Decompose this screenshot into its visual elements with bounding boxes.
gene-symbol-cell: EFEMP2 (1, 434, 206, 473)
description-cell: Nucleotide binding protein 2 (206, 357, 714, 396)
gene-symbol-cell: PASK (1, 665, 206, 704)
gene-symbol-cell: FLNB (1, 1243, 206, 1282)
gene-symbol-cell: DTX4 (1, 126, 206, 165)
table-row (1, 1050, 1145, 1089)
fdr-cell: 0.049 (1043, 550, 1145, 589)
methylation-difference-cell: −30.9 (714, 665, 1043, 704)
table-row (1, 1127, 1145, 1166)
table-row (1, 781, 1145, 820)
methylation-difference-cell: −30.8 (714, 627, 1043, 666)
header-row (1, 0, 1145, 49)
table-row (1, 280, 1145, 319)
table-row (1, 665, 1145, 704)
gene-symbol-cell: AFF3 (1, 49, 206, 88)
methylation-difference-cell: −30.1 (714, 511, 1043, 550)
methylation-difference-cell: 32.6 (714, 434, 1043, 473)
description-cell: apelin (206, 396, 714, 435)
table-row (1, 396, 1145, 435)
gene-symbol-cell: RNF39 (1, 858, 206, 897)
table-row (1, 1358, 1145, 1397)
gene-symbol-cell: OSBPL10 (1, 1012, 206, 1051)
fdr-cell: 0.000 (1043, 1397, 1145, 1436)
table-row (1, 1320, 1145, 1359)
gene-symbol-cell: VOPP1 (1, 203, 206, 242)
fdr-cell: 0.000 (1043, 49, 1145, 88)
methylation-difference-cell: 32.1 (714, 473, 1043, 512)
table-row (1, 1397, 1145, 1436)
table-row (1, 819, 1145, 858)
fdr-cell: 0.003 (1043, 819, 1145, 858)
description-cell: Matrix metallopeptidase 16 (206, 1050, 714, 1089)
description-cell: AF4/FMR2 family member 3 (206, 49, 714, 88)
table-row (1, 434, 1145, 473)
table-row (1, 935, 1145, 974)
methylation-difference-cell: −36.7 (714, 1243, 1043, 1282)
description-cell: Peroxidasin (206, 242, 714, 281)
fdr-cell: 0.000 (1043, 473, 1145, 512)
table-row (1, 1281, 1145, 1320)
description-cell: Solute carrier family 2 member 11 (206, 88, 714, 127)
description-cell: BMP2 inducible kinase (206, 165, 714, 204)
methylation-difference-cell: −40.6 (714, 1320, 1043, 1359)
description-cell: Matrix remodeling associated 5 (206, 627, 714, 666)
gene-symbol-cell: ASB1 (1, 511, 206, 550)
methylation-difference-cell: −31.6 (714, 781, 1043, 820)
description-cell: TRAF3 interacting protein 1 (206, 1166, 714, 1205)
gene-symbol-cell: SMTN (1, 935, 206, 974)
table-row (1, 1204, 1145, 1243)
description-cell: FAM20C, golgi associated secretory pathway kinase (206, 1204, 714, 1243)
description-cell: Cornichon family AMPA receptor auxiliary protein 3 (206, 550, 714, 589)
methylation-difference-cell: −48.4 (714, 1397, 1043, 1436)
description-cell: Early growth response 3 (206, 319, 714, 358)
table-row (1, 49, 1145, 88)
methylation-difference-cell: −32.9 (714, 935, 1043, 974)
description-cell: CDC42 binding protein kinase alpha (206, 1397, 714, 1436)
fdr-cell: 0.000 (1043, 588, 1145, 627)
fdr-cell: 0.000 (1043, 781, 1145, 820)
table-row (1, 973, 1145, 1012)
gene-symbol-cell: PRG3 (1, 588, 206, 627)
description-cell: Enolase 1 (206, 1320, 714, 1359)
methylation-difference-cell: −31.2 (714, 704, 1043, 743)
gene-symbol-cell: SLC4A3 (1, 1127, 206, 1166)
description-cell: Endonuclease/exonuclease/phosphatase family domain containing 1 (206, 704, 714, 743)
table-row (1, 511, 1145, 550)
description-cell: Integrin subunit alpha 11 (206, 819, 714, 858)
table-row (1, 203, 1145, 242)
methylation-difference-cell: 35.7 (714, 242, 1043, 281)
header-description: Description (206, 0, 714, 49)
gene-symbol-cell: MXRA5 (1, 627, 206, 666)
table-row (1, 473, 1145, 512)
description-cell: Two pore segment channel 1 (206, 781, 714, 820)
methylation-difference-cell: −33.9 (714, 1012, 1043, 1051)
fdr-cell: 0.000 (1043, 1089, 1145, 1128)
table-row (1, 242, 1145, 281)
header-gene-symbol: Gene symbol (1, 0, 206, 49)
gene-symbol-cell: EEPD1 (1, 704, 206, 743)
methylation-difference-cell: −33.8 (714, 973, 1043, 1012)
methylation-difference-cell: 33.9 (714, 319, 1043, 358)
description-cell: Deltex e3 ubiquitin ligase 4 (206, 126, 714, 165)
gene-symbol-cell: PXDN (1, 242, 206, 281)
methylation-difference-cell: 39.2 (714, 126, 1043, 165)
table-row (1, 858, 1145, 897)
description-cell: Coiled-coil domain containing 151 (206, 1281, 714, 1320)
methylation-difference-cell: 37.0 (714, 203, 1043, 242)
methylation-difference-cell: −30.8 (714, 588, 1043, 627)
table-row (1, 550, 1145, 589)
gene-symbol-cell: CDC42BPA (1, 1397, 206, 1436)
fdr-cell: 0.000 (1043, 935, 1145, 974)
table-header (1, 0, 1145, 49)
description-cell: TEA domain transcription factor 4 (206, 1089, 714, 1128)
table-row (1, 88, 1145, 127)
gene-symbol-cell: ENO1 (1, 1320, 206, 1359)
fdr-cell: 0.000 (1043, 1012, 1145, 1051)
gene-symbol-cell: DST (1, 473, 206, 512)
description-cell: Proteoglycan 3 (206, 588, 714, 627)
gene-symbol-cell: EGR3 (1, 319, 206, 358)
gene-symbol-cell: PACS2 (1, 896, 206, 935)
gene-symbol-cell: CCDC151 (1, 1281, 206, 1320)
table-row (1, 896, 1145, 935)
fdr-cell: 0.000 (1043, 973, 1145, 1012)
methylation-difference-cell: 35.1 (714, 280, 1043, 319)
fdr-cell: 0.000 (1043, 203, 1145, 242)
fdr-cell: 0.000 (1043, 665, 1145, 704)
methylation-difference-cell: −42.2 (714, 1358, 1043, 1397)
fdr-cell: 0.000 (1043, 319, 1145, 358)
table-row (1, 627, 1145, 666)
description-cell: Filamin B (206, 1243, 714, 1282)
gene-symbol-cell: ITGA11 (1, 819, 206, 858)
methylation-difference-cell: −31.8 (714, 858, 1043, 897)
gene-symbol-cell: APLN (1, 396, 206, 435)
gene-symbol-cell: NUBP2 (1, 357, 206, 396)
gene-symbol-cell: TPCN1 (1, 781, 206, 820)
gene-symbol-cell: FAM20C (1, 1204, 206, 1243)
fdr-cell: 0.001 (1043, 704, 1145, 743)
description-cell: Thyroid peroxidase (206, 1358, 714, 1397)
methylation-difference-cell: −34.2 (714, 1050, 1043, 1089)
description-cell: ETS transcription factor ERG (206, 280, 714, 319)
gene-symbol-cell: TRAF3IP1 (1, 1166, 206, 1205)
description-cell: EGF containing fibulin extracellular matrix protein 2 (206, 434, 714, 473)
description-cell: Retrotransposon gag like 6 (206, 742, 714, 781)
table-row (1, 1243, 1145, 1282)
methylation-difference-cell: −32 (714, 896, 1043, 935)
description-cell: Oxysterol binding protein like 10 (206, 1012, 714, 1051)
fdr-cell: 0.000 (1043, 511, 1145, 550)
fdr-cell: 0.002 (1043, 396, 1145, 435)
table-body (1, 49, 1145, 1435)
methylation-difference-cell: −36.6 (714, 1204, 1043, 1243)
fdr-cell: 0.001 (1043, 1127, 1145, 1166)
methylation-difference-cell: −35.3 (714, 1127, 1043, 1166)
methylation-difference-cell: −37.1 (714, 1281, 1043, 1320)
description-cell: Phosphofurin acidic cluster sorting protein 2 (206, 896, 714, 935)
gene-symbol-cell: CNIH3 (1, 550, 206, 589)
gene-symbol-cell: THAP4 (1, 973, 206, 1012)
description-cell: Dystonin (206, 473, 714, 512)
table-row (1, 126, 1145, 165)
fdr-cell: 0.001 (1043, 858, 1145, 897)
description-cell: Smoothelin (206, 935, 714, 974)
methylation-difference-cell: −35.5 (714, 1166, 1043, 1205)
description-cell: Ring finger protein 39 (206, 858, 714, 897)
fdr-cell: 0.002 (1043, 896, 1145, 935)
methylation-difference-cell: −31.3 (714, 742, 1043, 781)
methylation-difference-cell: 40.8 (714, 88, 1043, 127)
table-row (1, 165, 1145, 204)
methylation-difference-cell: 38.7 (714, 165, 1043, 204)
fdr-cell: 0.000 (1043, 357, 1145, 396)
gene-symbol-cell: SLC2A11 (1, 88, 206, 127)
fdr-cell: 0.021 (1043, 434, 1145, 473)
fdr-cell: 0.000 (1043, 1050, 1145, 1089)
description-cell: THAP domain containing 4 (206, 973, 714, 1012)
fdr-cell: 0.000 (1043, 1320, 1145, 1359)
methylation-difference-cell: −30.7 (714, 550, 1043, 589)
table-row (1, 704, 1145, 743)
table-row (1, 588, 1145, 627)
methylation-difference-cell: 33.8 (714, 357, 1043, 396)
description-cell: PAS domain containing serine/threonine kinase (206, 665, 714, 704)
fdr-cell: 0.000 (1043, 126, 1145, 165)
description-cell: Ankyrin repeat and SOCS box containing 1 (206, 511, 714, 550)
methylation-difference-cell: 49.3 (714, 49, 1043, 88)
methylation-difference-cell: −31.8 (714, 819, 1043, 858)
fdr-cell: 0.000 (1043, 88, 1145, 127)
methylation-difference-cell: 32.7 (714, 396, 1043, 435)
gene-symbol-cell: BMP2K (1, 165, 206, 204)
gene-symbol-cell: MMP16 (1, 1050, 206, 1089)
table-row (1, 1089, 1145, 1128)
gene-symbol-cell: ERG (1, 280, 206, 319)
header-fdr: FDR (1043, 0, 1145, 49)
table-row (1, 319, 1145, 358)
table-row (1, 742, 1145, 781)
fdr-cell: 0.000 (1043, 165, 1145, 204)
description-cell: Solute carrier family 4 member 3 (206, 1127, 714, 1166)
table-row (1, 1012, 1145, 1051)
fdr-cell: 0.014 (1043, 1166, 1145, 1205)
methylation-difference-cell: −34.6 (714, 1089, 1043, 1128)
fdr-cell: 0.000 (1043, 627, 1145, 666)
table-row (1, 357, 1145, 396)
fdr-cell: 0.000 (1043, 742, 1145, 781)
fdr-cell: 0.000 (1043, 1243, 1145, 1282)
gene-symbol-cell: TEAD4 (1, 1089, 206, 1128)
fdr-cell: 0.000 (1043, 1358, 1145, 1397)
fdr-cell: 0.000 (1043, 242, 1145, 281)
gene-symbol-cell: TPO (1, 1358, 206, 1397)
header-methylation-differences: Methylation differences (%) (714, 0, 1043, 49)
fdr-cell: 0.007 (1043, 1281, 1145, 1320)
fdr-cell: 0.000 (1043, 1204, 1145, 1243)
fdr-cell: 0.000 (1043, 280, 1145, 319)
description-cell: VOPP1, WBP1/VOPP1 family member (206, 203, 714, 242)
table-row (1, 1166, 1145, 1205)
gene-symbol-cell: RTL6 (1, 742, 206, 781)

◇ ◇ ◇

Copy out every line from the material above in which the word "header" appears.

# ANSWER BELOW
header-row (1, 0, 1145, 49)
header-description: Description (206, 0, 714, 49)
header-gene-symbol: Gene symbol (1, 0, 206, 49)
table-header (1, 0, 1145, 49)
header-fdr: FDR (1043, 0, 1145, 49)
header-methylation-differences: Methylation differences (%) (714, 0, 1043, 49)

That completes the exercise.